**Data in this exercise**

━━━━━━━━━━━━━━━━━━━━━━━━━━━━━━

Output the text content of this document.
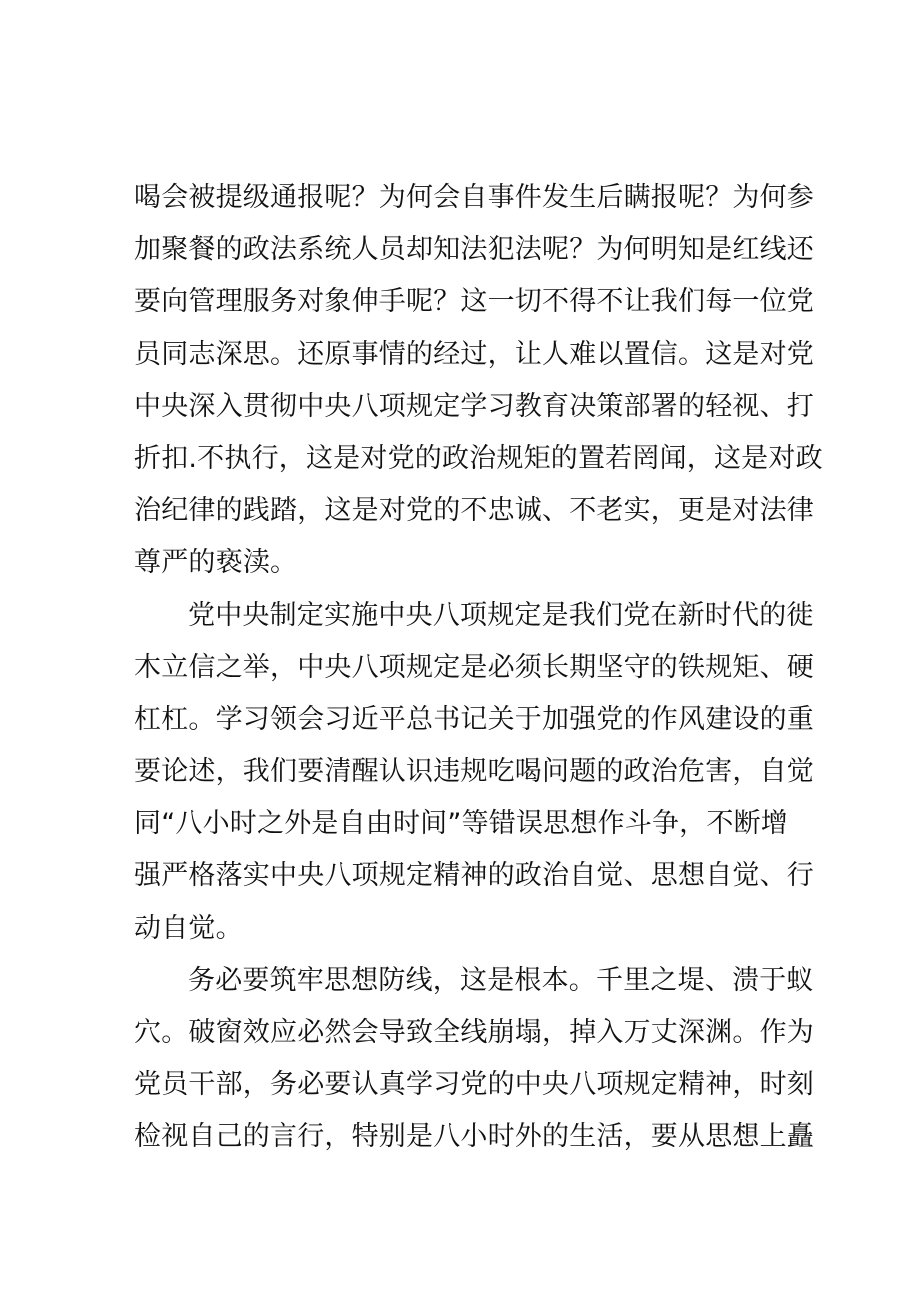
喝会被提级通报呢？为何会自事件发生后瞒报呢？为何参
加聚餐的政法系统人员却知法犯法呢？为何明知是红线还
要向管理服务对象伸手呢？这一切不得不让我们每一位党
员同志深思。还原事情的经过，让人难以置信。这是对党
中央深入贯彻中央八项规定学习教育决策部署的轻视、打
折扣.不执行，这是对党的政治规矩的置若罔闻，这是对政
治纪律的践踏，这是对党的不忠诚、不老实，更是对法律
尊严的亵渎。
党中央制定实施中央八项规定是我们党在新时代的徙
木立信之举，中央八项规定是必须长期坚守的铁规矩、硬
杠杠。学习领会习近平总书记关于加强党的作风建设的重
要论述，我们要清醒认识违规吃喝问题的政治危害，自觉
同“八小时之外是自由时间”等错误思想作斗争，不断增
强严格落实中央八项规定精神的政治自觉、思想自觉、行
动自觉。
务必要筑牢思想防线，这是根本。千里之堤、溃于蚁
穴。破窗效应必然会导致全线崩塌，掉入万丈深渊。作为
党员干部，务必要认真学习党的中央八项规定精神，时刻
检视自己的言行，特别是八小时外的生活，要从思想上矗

━━━━━━━━━━━━━━━━━━━━━━━━━━━━━━

**Written problem**
Your copy should hold every record word for word and none of the pictures.

**Result for this task**
Output the text content of this document.
喝会被提级通报呢？为何会自事件发生后瞒报呢？为何参
加聚餐的政法系统人员却知法犯法呢？为何明知是红线还
要向管理服务对象伸手呢？这一切不得不让我们每一位党
员同志深思。还原事情的经过，让人难以置信。这是对党
中央深入贯彻中央八项规定学习教育决策部署的轻视、打
折扣.不执行，这是对党的政治规矩的置若罔闻，这是对政
治纪律的践踏，这是对党的不忠诚、不老实，更是对法律
尊严的亵渎。
党中央制定实施中央八项规定是我们党在新时代的徙
木立信之举，中央八项规定是必须长期坚守的铁规矩、硬
杠杠。学习领会习近平总书记关于加强党的作风建设的重
要论述，我们要清醒认识违规吃喝问题的政治危害，自觉
同“八小时之外是自由时间”等错误思想作斗争，不断增
强严格落实中央八项规定精神的政治自觉、思想自觉、行
动自觉。
务必要筑牢思想防线，这是根本。千里之堤、溃于蚁
穴。破窗效应必然会导致全线崩塌，掉入万丈深渊。作为
党员干部，务必要认真学习党的中央八项规定精神，时刻
检视自己的言行，特别是八小时外的生活，要从思想上矗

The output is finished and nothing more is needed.